* _Supplied records_
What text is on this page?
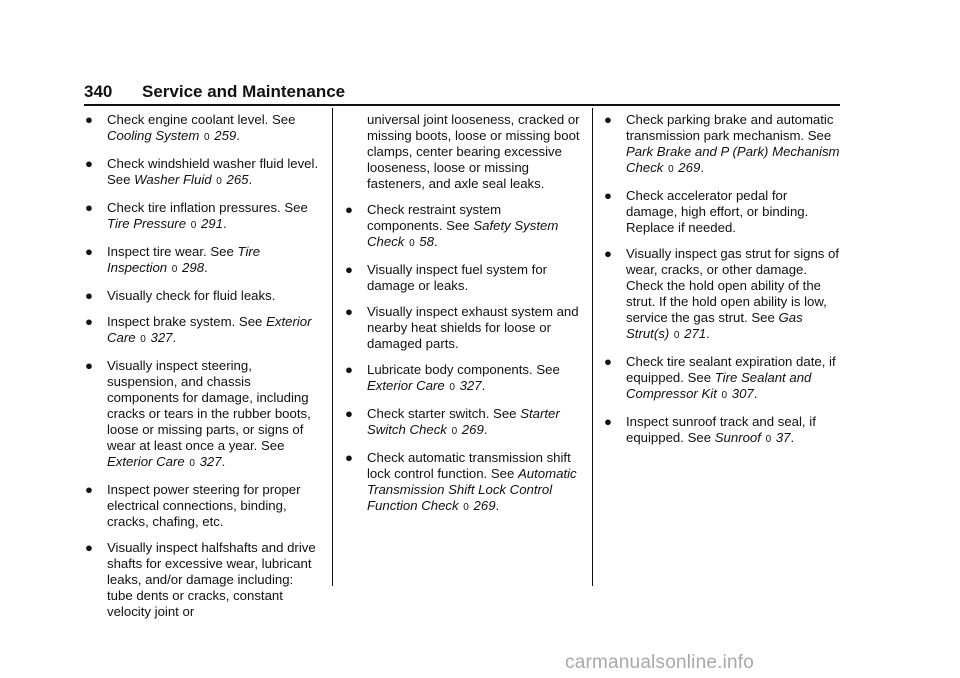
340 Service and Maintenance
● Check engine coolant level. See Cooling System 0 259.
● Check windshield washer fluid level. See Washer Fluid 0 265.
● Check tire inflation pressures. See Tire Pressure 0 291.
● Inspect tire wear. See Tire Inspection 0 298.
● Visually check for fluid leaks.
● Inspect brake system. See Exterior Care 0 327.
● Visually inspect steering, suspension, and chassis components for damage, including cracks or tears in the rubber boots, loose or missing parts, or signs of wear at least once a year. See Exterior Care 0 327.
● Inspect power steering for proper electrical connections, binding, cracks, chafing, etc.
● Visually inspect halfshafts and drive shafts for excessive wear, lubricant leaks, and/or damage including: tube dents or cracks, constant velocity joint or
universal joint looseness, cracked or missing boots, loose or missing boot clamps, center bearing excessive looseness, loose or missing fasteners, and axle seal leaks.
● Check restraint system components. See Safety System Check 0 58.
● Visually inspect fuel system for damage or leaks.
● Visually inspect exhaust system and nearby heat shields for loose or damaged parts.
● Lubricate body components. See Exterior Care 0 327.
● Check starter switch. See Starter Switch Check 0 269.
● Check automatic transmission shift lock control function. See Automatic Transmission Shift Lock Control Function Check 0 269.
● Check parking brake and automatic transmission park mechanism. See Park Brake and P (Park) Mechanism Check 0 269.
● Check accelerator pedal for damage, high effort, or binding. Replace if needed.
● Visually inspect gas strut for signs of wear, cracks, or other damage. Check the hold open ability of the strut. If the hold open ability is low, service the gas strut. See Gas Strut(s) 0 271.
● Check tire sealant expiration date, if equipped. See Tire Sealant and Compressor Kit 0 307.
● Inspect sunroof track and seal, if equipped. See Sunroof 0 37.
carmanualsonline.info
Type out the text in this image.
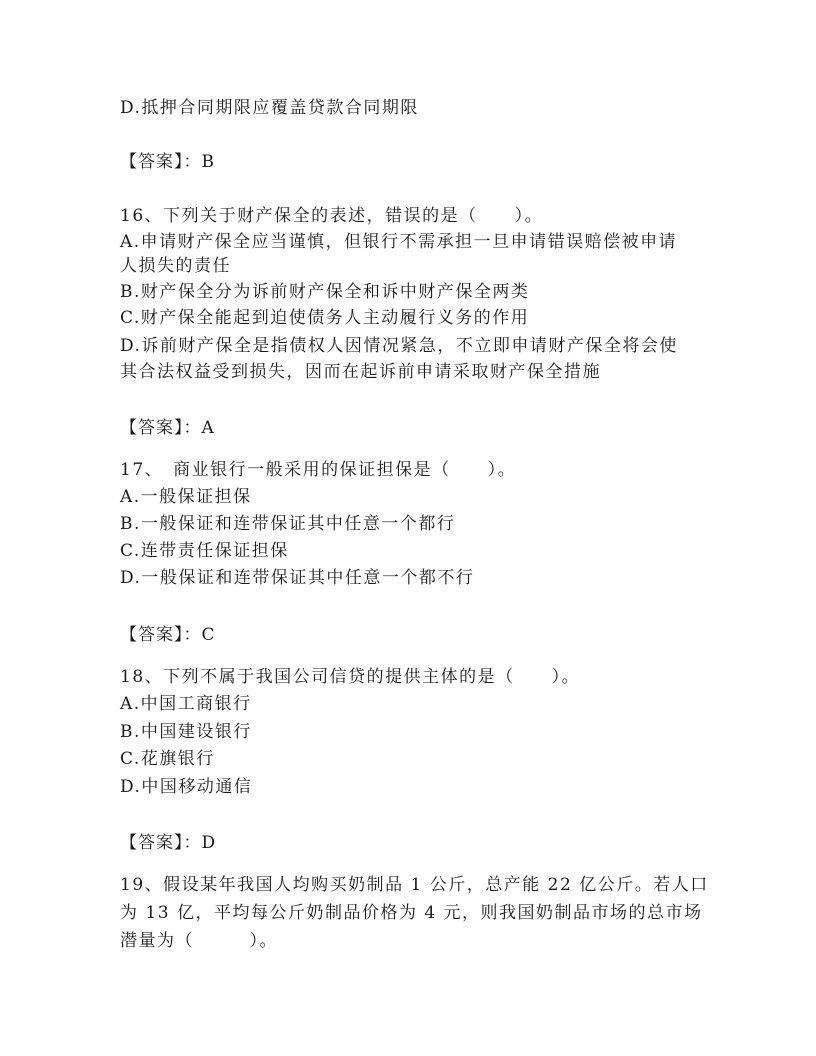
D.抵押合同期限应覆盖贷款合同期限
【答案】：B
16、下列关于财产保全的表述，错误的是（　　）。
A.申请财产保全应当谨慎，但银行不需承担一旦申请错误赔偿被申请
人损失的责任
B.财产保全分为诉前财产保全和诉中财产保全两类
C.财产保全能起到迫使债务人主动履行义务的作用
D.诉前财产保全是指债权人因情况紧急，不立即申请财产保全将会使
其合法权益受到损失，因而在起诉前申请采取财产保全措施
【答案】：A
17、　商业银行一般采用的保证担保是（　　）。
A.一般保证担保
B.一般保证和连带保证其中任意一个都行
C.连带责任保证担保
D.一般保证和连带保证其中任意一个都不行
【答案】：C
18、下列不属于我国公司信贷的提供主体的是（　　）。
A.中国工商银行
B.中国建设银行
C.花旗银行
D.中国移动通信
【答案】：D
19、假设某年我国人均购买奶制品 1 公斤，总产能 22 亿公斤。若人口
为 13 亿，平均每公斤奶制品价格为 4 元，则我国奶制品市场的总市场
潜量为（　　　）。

* _Exercise details_
The data above should be repeated exactly, minus any pictures.

* _Answer below_
What text is on this page?
340 Service and Maintenance
● Check engine coolant level. See Cooling System 0 259.
● Check windshield washer fluid level. See Washer Fluid 0 265.
● Check tire inflation pressures. See Tire Pressure 0 291.
● Inspect tire wear. See Tire Inspection 0 298.
● Visually check for fluid leaks.
● Inspect brake system. See Exterior Care 0 327.
● Visually inspect steering, suspension, and chassis components for damage, including cracks or tears in the rubber boots, loose or missing parts, or signs of wear at least once a year. See Exterior Care 0 327.
● Inspect power steering for proper electrical connections, binding, cracks, chafing, etc.
● Visually inspect halfshafts and drive shafts for excessive wear, lubricant leaks, and/or damage including: tube dents or cracks, constant velocity joint or
universal joint looseness, cracked or missing boots, loose or missing boot clamps, center bearing excessive looseness, loose or missing fasteners, and axle seal leaks.
● Check restraint system components. See Safety System Check 0 58.
● Visually inspect fuel system for damage or leaks.
● Visually inspect exhaust system and nearby heat shields for loose or damaged parts.
● Lubricate body components. See Exterior Care 0 327.
● Check starter switch. See Starter Switch Check 0 269.
● Check automatic transmission shift lock control function. See Automatic Transmission Shift Lock Control Function Check 0 269.
● Check parking brake and automatic transmission park mechanism. See Park Brake and P (Park) Mechanism Check 0 269.
● Check accelerator pedal for damage, high effort, or binding. Replace if needed.
● Visually inspect gas strut for signs of wear, cracks, or other damage. Check the hold open ability of the strut. If the hold open ability is low, service the gas strut. See Gas Strut(s) 0 271.
● Check tire sealant expiration date, if equipped. See Tire Sealant and Compressor Kit 0 307.
● Inspect sunroof track and seal, if equipped. See Sunroof 0 37.
carmanualsonline.info
Type out the text in this image.
D.抵押合同期限应覆盖贷款合同期限
【答案】：B
16、下列关于财产保全的表述，错误的是（　　）。
A.申请财产保全应当谨慎，但银行不需承担一旦申请错误赔偿被申请
人损失的责任
B.财产保全分为诉前财产保全和诉中财产保全两类
C.财产保全能起到迫使债务人主动履行义务的作用
D.诉前财产保全是指债权人因情况紧急，不立即申请财产保全将会使
其合法权益受到损失，因而在起诉前申请采取财产保全措施
【答案】：A
17、　商业银行一般采用的保证担保是（　　）。
A.一般保证担保
B.一般保证和连带保证其中任意一个都行
C.连带责任保证担保
D.一般保证和连带保证其中任意一个都不行
【答案】：C
18、下列不属于我国公司信贷的提供主体的是（　　）。
A.中国工商银行
B.中国建设银行
C.花旗银行
D.中国移动通信
【答案】：D
19、假设某年我国人均购买奶制品 1 公斤，总产能 22 亿公斤。若人口
为 13 亿，平均每公斤奶制品价格为 4 元，则我国奶制品市场的总市场
潜量为（　　　）。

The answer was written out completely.